#### [YOUR GOAL]
State the number of lines where "CARRIER" appears. Add nothing else.

## start DATA ROWS

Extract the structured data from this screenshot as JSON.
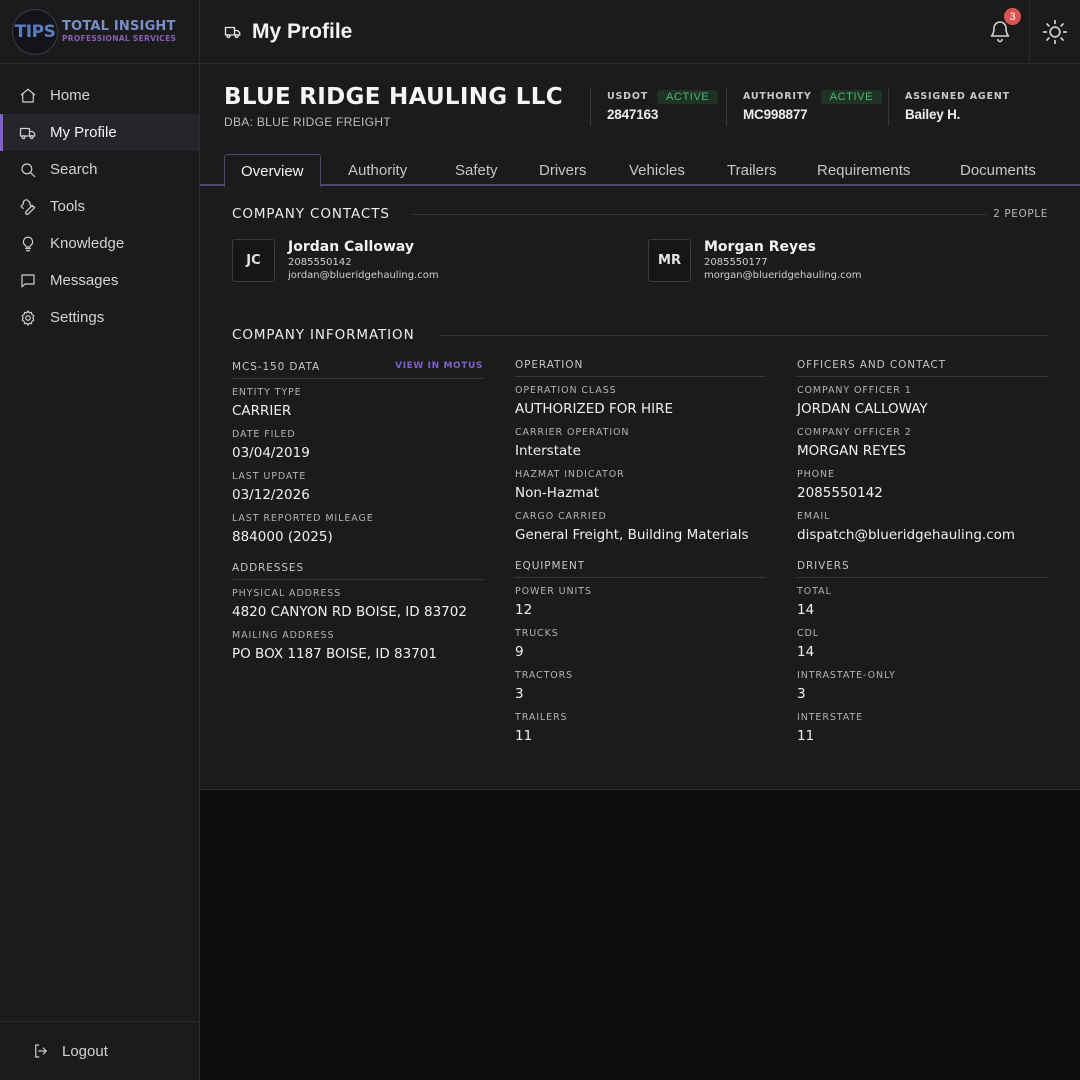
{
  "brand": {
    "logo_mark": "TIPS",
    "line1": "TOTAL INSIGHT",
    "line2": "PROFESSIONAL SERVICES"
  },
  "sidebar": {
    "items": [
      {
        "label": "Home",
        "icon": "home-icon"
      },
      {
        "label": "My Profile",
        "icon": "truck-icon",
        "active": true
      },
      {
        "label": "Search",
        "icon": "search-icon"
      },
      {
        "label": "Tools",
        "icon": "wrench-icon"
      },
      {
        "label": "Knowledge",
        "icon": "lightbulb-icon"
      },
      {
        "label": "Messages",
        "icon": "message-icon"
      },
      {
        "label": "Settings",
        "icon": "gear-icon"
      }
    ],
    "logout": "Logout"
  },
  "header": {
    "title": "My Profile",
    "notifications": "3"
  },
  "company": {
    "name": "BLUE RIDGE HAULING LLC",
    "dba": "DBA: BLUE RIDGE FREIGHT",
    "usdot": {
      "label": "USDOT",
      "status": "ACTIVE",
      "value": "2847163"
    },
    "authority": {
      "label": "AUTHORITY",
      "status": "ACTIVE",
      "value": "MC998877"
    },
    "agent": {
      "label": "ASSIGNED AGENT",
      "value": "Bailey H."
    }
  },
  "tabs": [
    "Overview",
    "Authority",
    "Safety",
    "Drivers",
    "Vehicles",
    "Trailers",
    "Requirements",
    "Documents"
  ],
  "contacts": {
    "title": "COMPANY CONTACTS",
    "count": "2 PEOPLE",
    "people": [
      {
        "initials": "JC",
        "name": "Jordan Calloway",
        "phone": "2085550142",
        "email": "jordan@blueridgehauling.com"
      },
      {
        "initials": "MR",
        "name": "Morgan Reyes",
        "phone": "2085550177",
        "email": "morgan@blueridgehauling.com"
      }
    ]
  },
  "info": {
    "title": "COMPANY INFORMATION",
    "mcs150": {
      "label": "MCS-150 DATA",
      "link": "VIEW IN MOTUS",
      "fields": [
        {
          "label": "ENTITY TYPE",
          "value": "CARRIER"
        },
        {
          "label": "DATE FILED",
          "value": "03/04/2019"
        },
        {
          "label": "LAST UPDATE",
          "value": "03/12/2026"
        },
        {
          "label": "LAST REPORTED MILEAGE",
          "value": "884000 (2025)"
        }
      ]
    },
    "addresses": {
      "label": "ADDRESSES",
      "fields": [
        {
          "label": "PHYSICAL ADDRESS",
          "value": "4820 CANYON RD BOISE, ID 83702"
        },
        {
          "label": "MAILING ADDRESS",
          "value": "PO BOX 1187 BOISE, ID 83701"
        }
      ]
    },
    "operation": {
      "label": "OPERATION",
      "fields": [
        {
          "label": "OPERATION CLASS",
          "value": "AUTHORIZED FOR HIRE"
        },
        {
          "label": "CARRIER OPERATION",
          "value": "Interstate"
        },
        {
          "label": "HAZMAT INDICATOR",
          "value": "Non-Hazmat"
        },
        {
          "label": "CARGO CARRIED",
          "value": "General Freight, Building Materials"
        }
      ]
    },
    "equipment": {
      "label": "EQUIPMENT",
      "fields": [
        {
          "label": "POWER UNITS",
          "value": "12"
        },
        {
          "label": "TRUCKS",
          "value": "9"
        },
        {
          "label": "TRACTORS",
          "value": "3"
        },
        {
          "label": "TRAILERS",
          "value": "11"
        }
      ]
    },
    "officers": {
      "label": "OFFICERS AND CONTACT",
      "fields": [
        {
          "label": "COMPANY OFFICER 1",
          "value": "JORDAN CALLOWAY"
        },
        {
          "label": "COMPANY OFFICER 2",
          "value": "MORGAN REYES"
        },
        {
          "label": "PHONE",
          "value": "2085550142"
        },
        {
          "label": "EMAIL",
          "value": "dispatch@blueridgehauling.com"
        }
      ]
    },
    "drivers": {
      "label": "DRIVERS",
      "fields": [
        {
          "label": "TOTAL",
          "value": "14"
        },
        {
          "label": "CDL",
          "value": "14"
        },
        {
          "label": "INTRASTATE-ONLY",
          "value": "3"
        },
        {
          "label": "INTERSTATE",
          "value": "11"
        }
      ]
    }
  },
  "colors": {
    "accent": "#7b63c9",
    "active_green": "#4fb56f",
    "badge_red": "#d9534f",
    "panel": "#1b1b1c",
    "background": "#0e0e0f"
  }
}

## end DATA ROWS
## start DATA ROWS

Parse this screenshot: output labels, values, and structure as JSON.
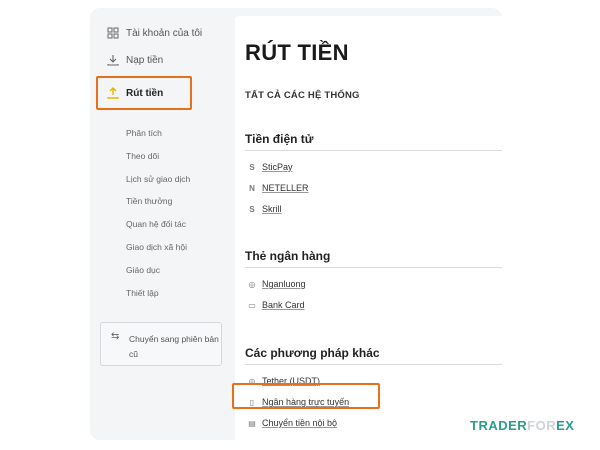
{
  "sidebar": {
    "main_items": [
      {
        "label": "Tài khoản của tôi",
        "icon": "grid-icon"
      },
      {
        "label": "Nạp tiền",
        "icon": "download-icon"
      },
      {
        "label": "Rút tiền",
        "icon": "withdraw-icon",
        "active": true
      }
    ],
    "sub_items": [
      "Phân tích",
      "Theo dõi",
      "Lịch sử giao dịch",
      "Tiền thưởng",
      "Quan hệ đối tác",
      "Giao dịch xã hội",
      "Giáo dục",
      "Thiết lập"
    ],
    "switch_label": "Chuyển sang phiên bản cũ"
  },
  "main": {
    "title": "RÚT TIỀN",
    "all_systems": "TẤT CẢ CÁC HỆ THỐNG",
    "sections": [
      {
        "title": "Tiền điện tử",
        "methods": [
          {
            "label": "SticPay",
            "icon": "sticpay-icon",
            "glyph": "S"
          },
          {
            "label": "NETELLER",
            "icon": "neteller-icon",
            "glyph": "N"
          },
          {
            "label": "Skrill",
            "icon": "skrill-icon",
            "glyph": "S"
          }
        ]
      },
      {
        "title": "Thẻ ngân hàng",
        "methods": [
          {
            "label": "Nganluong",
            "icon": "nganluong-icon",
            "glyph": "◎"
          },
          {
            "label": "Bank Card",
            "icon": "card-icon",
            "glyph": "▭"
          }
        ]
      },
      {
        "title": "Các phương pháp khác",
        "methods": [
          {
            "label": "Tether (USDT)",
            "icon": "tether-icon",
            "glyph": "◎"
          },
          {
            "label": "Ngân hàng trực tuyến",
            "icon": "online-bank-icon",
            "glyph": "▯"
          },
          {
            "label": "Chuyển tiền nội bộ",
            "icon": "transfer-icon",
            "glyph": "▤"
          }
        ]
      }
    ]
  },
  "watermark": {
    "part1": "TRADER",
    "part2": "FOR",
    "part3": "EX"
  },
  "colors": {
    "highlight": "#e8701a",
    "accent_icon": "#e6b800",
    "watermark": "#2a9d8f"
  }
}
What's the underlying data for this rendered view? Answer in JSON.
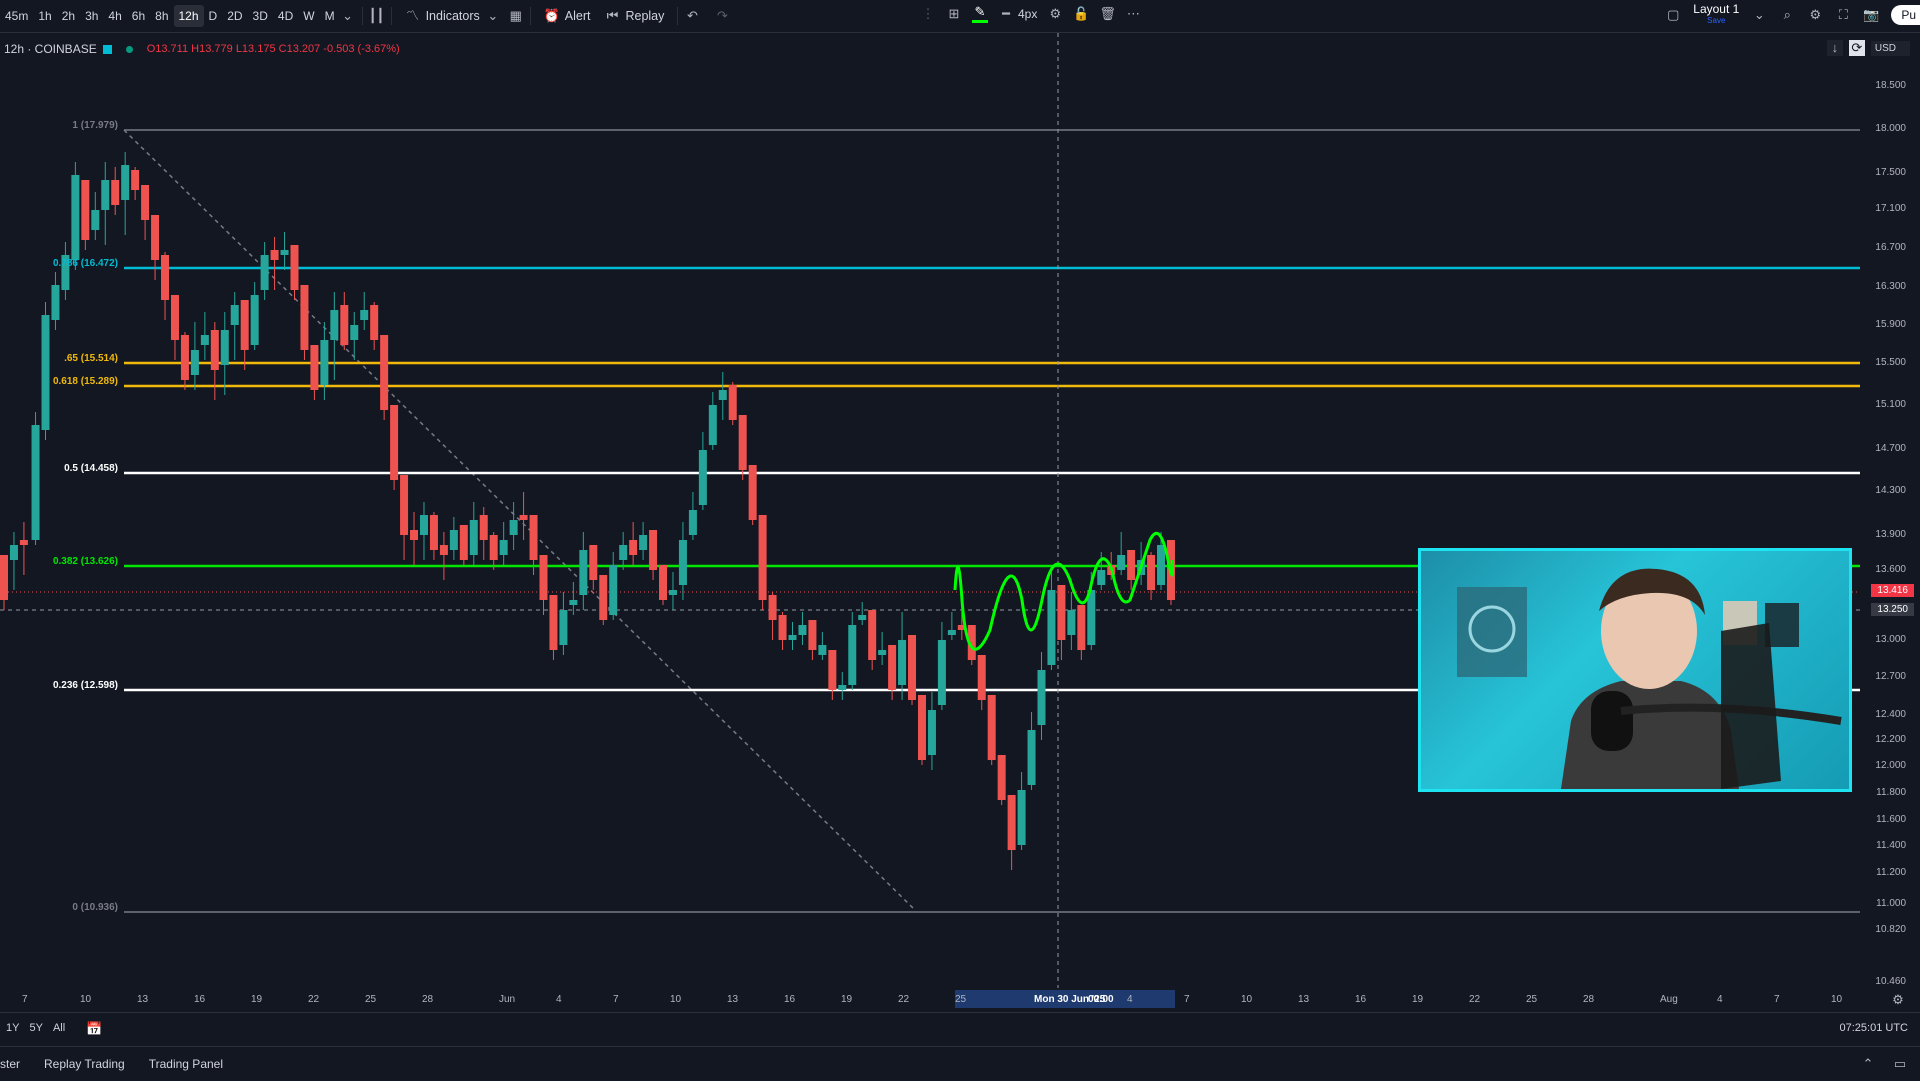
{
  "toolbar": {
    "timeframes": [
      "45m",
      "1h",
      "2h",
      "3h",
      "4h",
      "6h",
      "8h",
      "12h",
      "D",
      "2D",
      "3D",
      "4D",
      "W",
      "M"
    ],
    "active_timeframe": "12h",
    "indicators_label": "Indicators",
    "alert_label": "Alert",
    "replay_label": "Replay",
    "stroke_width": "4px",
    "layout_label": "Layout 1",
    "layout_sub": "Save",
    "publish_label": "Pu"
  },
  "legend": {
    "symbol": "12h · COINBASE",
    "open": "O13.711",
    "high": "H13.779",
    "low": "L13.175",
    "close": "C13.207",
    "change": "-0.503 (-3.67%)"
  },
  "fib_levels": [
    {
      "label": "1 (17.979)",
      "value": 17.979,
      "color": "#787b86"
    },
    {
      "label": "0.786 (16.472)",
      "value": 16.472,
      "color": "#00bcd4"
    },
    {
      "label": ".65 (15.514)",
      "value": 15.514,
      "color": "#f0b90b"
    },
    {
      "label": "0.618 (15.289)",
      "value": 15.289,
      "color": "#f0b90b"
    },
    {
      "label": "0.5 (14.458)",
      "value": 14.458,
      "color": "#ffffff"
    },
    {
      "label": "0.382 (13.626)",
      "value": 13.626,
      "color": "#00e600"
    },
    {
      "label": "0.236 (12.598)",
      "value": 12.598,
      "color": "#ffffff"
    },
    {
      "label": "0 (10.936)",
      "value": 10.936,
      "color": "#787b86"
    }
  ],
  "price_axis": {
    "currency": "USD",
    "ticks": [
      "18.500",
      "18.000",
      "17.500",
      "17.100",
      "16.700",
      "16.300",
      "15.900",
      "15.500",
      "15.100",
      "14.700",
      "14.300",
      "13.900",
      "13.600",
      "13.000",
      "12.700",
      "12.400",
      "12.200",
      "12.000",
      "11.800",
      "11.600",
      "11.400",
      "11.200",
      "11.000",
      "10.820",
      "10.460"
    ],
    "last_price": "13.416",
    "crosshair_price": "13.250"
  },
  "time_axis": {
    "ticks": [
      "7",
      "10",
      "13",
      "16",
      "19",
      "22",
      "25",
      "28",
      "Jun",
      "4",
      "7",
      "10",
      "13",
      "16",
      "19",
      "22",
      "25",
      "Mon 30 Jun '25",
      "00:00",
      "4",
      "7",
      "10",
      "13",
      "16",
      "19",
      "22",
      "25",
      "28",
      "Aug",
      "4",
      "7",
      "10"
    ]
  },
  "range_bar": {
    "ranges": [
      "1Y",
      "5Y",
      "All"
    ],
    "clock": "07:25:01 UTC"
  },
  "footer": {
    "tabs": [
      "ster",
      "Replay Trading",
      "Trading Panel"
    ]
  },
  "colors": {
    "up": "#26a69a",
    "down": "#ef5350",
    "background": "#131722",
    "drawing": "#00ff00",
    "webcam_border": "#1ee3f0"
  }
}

## end DATA ROWS
## start DATA ROWS

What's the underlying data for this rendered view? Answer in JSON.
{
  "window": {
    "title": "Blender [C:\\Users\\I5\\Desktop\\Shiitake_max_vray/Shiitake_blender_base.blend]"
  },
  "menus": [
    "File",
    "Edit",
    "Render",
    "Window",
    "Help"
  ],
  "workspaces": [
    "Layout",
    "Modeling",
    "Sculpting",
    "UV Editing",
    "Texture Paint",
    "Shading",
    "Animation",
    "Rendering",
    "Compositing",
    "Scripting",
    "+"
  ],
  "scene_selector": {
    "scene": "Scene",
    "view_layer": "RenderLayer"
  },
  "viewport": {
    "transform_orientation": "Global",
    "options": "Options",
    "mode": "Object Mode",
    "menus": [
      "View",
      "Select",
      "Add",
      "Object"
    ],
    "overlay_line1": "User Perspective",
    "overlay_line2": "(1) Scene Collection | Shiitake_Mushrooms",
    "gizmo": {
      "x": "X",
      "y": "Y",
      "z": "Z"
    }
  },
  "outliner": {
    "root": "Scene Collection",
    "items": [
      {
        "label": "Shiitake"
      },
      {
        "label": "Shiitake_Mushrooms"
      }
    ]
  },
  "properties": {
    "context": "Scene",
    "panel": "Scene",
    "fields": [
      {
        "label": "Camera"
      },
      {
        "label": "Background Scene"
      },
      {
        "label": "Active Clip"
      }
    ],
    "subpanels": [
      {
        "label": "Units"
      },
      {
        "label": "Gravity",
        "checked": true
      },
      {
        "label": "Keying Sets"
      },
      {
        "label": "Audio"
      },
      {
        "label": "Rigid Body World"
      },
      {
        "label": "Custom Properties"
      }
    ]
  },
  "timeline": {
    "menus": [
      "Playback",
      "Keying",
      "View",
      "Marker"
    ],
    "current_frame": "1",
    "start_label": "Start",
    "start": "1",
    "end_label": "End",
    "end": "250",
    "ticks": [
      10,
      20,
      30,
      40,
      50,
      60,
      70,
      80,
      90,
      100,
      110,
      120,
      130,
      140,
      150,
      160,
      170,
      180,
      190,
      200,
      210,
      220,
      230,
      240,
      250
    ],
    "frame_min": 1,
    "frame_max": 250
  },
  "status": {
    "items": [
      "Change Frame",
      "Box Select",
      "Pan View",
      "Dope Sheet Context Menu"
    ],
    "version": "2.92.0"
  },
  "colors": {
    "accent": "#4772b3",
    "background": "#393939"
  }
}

## end DATA ROWS

#### [SOLUTION TO THE EXERCISE]
2